__Problem to work on__
For the copy, please give all of the data again exactly and leave the pictures out.
────────────────────
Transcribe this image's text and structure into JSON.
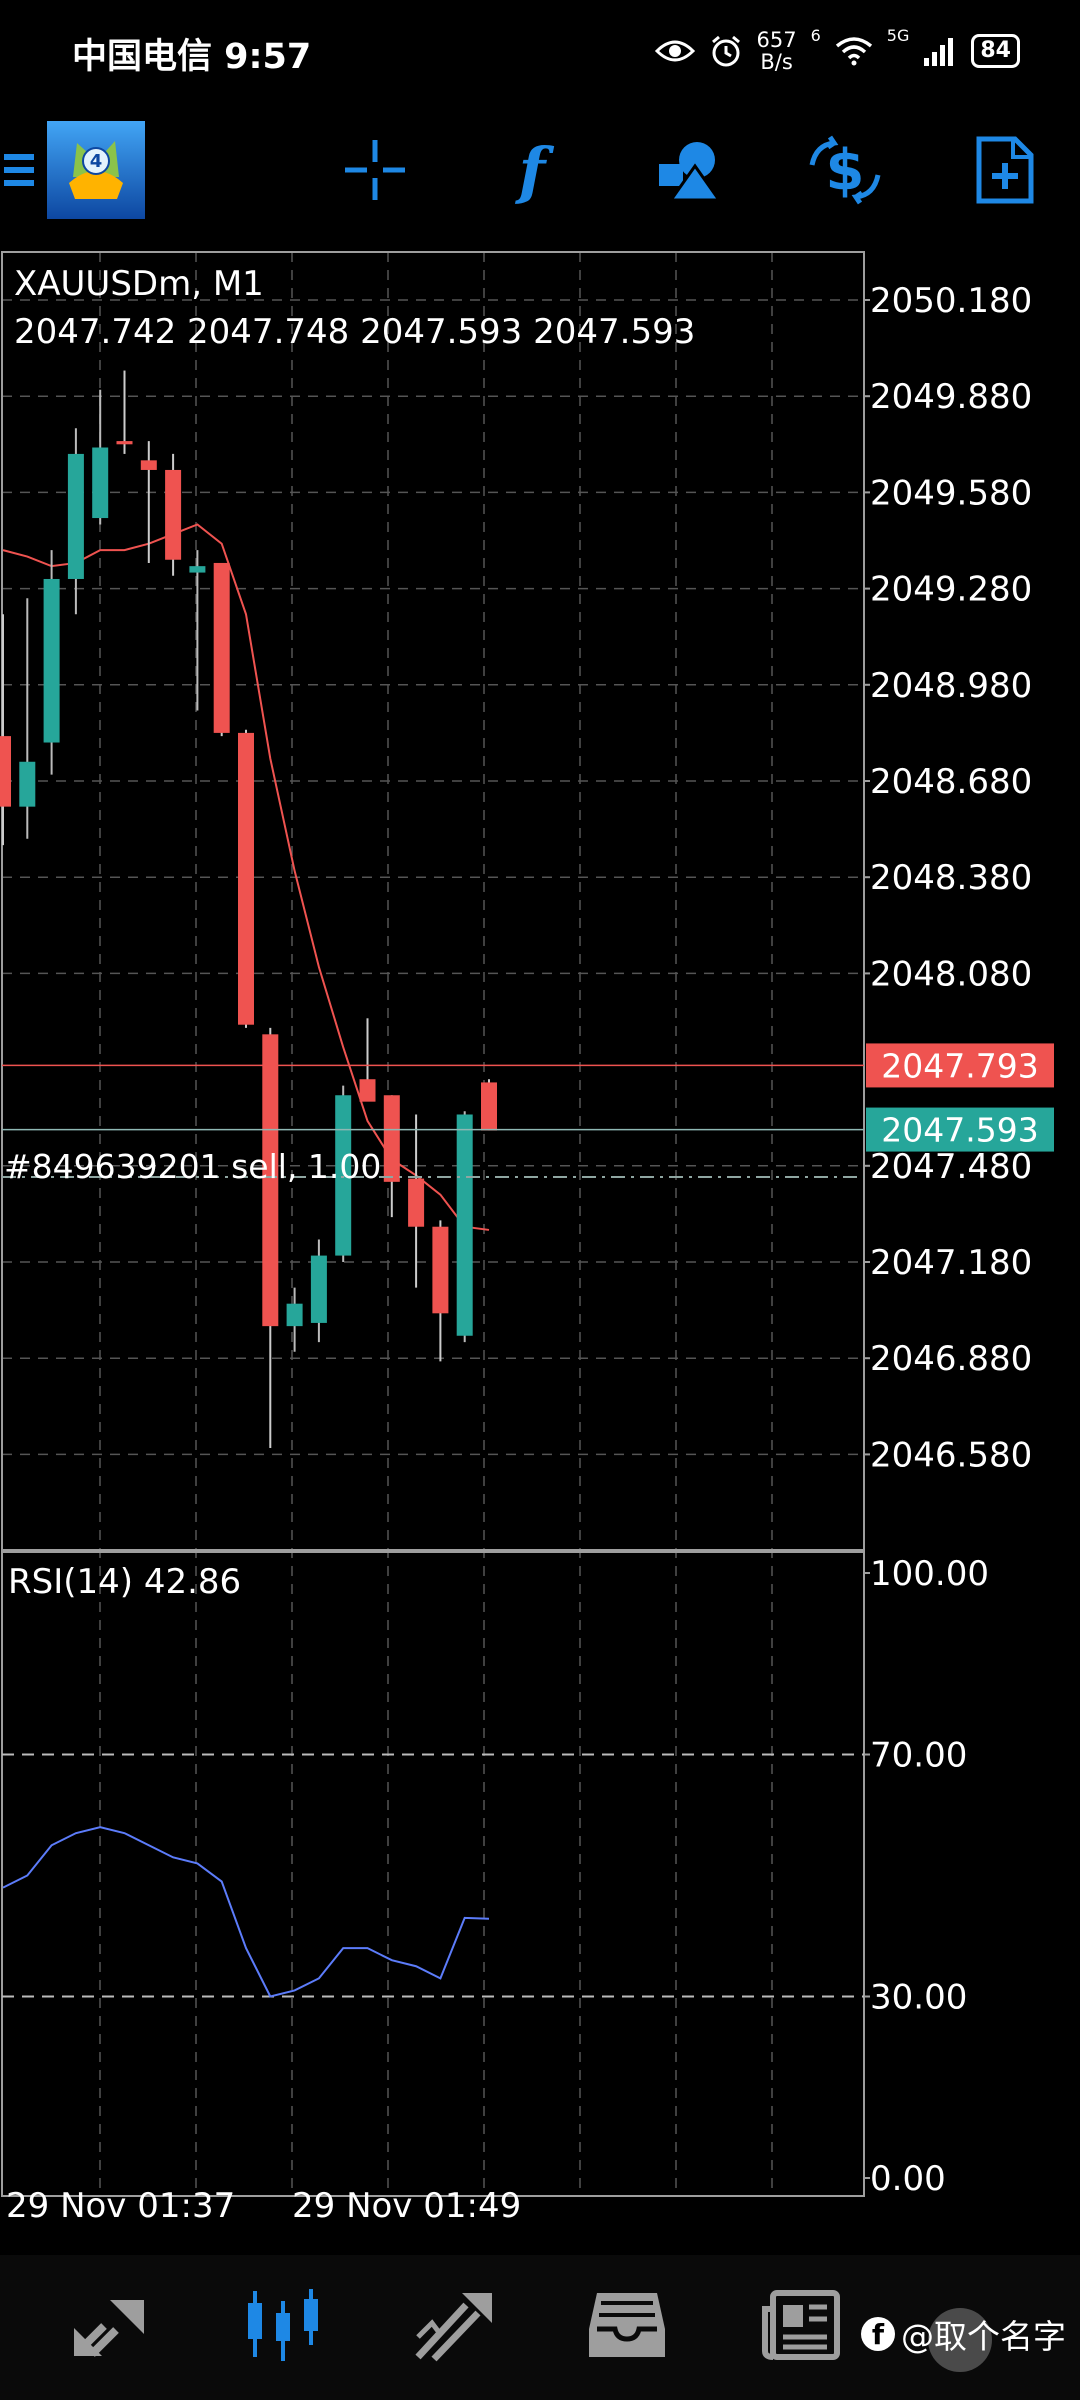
{
  "status_bar": {
    "time": "中国电信 9:57",
    "net_speed_value": "657",
    "net_speed_unit": "B/s",
    "signal_label": "6",
    "signal_label_2": "5G",
    "battery": "84",
    "icons": [
      "eye-icon",
      "alarm-icon",
      "wifi-icon",
      "signal-icon",
      "battery-icon"
    ]
  },
  "toolbar": {
    "icons": [
      "menu-icon",
      "metatrader-logo",
      "crosshair-icon",
      "function-icon",
      "objects-icon",
      "trade-icon",
      "new-order-icon"
    ],
    "accent_color": "#1e88e5"
  },
  "chart": {
    "symbol_title": "XAUUSDm, M1",
    "ohlc": "2047.742 2047.748 2047.593 2047.593",
    "bid_label": "2047.793",
    "ask_label": "2047.593",
    "order_label": "#849639201 sell, 1.00",
    "bid_color": "#ef5350",
    "ask_color": "#26a69a",
    "bull_color": "#26a69a",
    "bear_color": "#ef5350",
    "ma_color": "#ef5350",
    "rsi_color": "#5c7cfa"
  },
  "rsi": {
    "label": "RSI(14) 42.86"
  },
  "bottom_nav": {
    "icons": [
      "quotes-icon",
      "chart-icon",
      "trade-icon",
      "history-icon",
      "news-icon"
    ],
    "watermark": "@取个名字",
    "watermark_f": "f"
  },
  "chart_data": {
    "type": "candlestick",
    "title": "XAUUSDm, M1",
    "price_ticks": [
      "2050.180",
      "2049.880",
      "2049.580",
      "2049.280",
      "2048.980",
      "2048.680",
      "2048.380",
      "2048.080",
      "2047.480",
      "2047.180",
      "2046.880",
      "2046.580"
    ],
    "price_range": [
      2046.38,
      2050.4
    ],
    "time_labels": [
      "29 Nov 01:37",
      "29 Nov 01:49"
    ],
    "candles": [
      {
        "o": 2048.82,
        "h": 2049.2,
        "l": 2048.48,
        "c": 2048.6
      },
      {
        "o": 2048.6,
        "h": 2049.25,
        "l": 2048.5,
        "c": 2048.74
      },
      {
        "o": 2048.8,
        "h": 2049.4,
        "l": 2048.7,
        "c": 2049.31
      },
      {
        "o": 2049.31,
        "h": 2049.78,
        "l": 2049.2,
        "c": 2049.7
      },
      {
        "o": 2049.5,
        "h": 2049.9,
        "l": 2049.48,
        "c": 2049.72
      },
      {
        "o": 2049.74,
        "h": 2049.96,
        "l": 2049.7,
        "c": 2049.73
      },
      {
        "o": 2049.68,
        "h": 2049.74,
        "l": 2049.36,
        "c": 2049.65
      },
      {
        "o": 2049.65,
        "h": 2049.7,
        "l": 2049.32,
        "c": 2049.37
      },
      {
        "o": 2049.33,
        "h": 2049.4,
        "l": 2048.9,
        "c": 2049.35
      },
      {
        "o": 2049.36,
        "h": 2049.36,
        "l": 2048.82,
        "c": 2048.83
      },
      {
        "o": 2048.83,
        "h": 2048.84,
        "l": 2047.91,
        "c": 2047.92
      },
      {
        "o": 2047.89,
        "h": 2047.91,
        "l": 2046.6,
        "c": 2046.98
      },
      {
        "o": 2046.98,
        "h": 2047.1,
        "l": 2046.9,
        "c": 2047.05
      },
      {
        "o": 2046.99,
        "h": 2047.25,
        "l": 2046.93,
        "c": 2047.2
      },
      {
        "o": 2047.2,
        "h": 2047.73,
        "l": 2047.18,
        "c": 2047.7
      },
      {
        "o": 2047.75,
        "h": 2047.94,
        "l": 2047.7,
        "c": 2047.68
      },
      {
        "o": 2047.7,
        "h": 2047.7,
        "l": 2047.32,
        "c": 2047.43
      },
      {
        "o": 2047.44,
        "h": 2047.64,
        "l": 2047.1,
        "c": 2047.29
      },
      {
        "o": 2047.29,
        "h": 2047.31,
        "l": 2046.87,
        "c": 2047.02
      },
      {
        "o": 2046.95,
        "h": 2047.65,
        "l": 2046.93,
        "c": 2047.64
      },
      {
        "o": 2047.74,
        "h": 2047.75,
        "l": 2047.59,
        "c": 2047.59
      }
    ],
    "ma": [
      2049.4,
      2049.38,
      2049.35,
      2049.36,
      2049.4,
      2049.4,
      2049.42,
      2049.45,
      2049.48,
      2049.42,
      2049.2,
      2048.75,
      2048.4,
      2048.1,
      2047.85,
      2047.62,
      2047.5,
      2047.45,
      2047.39,
      2047.29,
      2047.28
    ],
    "bid": 2047.793,
    "ask": 2047.593,
    "order_price": 2047.445,
    "rsi": {
      "name": "RSI(14)",
      "ticks": [
        "100.00",
        "70.00",
        "30.00",
        "0.00"
      ],
      "levels": [
        70,
        30
      ],
      "range": [
        0,
        100
      ],
      "values": [
        48,
        50,
        55,
        57,
        58,
        57,
        55,
        53,
        52,
        49,
        38,
        30,
        31,
        33,
        38,
        38,
        36,
        35,
        33,
        43,
        42.86
      ]
    }
  }
}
────────────────────
__Result of the exercise__
Transcribe this image's text and structure into JSON.
{
  "status_bar": {
    "time": "中国电信 9:57",
    "net_speed_value": "657",
    "net_speed_unit": "B/s",
    "signal_label": "6",
    "signal_label_2": "5G",
    "battery": "84",
    "icons": [
      "eye-icon",
      "alarm-icon",
      "wifi-icon",
      "signal-icon",
      "battery-icon"
    ]
  },
  "toolbar": {
    "icons": [
      "menu-icon",
      "metatrader-logo",
      "crosshair-icon",
      "function-icon",
      "objects-icon",
      "trade-icon",
      "new-order-icon"
    ],
    "accent_color": "#1e88e5"
  },
  "chart": {
    "symbol_title": "XAUUSDm, M1",
    "ohlc": "2047.742 2047.748 2047.593 2047.593",
    "bid_label": "2047.793",
    "ask_label": "2047.593",
    "order_label": "#849639201 sell, 1.00",
    "bid_color": "#ef5350",
    "ask_color": "#26a69a",
    "bull_color": "#26a69a",
    "bear_color": "#ef5350",
    "ma_color": "#ef5350",
    "rsi_color": "#5c7cfa"
  },
  "rsi": {
    "label": "RSI(14) 42.86"
  },
  "bottom_nav": {
    "icons": [
      "quotes-icon",
      "chart-icon",
      "trade-icon",
      "history-icon",
      "news-icon"
    ],
    "watermark": "@取个名字",
    "watermark_f": "f"
  },
  "chart_data": {
    "type": "candlestick",
    "title": "XAUUSDm, M1",
    "price_ticks": [
      "2050.180",
      "2049.880",
      "2049.580",
      "2049.280",
      "2048.980",
      "2048.680",
      "2048.380",
      "2048.080",
      "2047.480",
      "2047.180",
      "2046.880",
      "2046.580"
    ],
    "price_range": [
      2046.38,
      2050.4
    ],
    "time_labels": [
      "29 Nov 01:37",
      "29 Nov 01:49"
    ],
    "candles": [
      {
        "o": 2048.82,
        "h": 2049.2,
        "l": 2048.48,
        "c": 2048.6
      },
      {
        "o": 2048.6,
        "h": 2049.25,
        "l": 2048.5,
        "c": 2048.74
      },
      {
        "o": 2048.8,
        "h": 2049.4,
        "l": 2048.7,
        "c": 2049.31
      },
      {
        "o": 2049.31,
        "h": 2049.78,
        "l": 2049.2,
        "c": 2049.7
      },
      {
        "o": 2049.5,
        "h": 2049.9,
        "l": 2049.48,
        "c": 2049.72
      },
      {
        "o": 2049.74,
        "h": 2049.96,
        "l": 2049.7,
        "c": 2049.73
      },
      {
        "o": 2049.68,
        "h": 2049.74,
        "l": 2049.36,
        "c": 2049.65
      },
      {
        "o": 2049.65,
        "h": 2049.7,
        "l": 2049.32,
        "c": 2049.37
      },
      {
        "o": 2049.33,
        "h": 2049.4,
        "l": 2048.9,
        "c": 2049.35
      },
      {
        "o": 2049.36,
        "h": 2049.36,
        "l": 2048.82,
        "c": 2048.83
      },
      {
        "o": 2048.83,
        "h": 2048.84,
        "l": 2047.91,
        "c": 2047.92
      },
      {
        "o": 2047.89,
        "h": 2047.91,
        "l": 2046.6,
        "c": 2046.98
      },
      {
        "o": 2046.98,
        "h": 2047.1,
        "l": 2046.9,
        "c": 2047.05
      },
      {
        "o": 2046.99,
        "h": 2047.25,
        "l": 2046.93,
        "c": 2047.2
      },
      {
        "o": 2047.2,
        "h": 2047.73,
        "l": 2047.18,
        "c": 2047.7
      },
      {
        "o": 2047.75,
        "h": 2047.94,
        "l": 2047.7,
        "c": 2047.68
      },
      {
        "o": 2047.7,
        "h": 2047.7,
        "l": 2047.32,
        "c": 2047.43
      },
      {
        "o": 2047.44,
        "h": 2047.64,
        "l": 2047.1,
        "c": 2047.29
      },
      {
        "o": 2047.29,
        "h": 2047.31,
        "l": 2046.87,
        "c": 2047.02
      },
      {
        "o": 2046.95,
        "h": 2047.65,
        "l": 2046.93,
        "c": 2047.64
      },
      {
        "o": 2047.74,
        "h": 2047.75,
        "l": 2047.59,
        "c": 2047.59
      }
    ],
    "ma": [
      2049.4,
      2049.38,
      2049.35,
      2049.36,
      2049.4,
      2049.4,
      2049.42,
      2049.45,
      2049.48,
      2049.42,
      2049.2,
      2048.75,
      2048.4,
      2048.1,
      2047.85,
      2047.62,
      2047.5,
      2047.45,
      2047.39,
      2047.29,
      2047.28
    ],
    "bid": 2047.793,
    "ask": 2047.593,
    "order_price": 2047.445,
    "rsi": {
      "name": "RSI(14)",
      "ticks": [
        "100.00",
        "70.00",
        "30.00",
        "0.00"
      ],
      "levels": [
        70,
        30
      ],
      "range": [
        0,
        100
      ],
      "values": [
        48,
        50,
        55,
        57,
        58,
        57,
        55,
        53,
        52,
        49,
        38,
        30,
        31,
        33,
        38,
        38,
        36,
        35,
        33,
        43,
        42.86
      ]
    }
  }
}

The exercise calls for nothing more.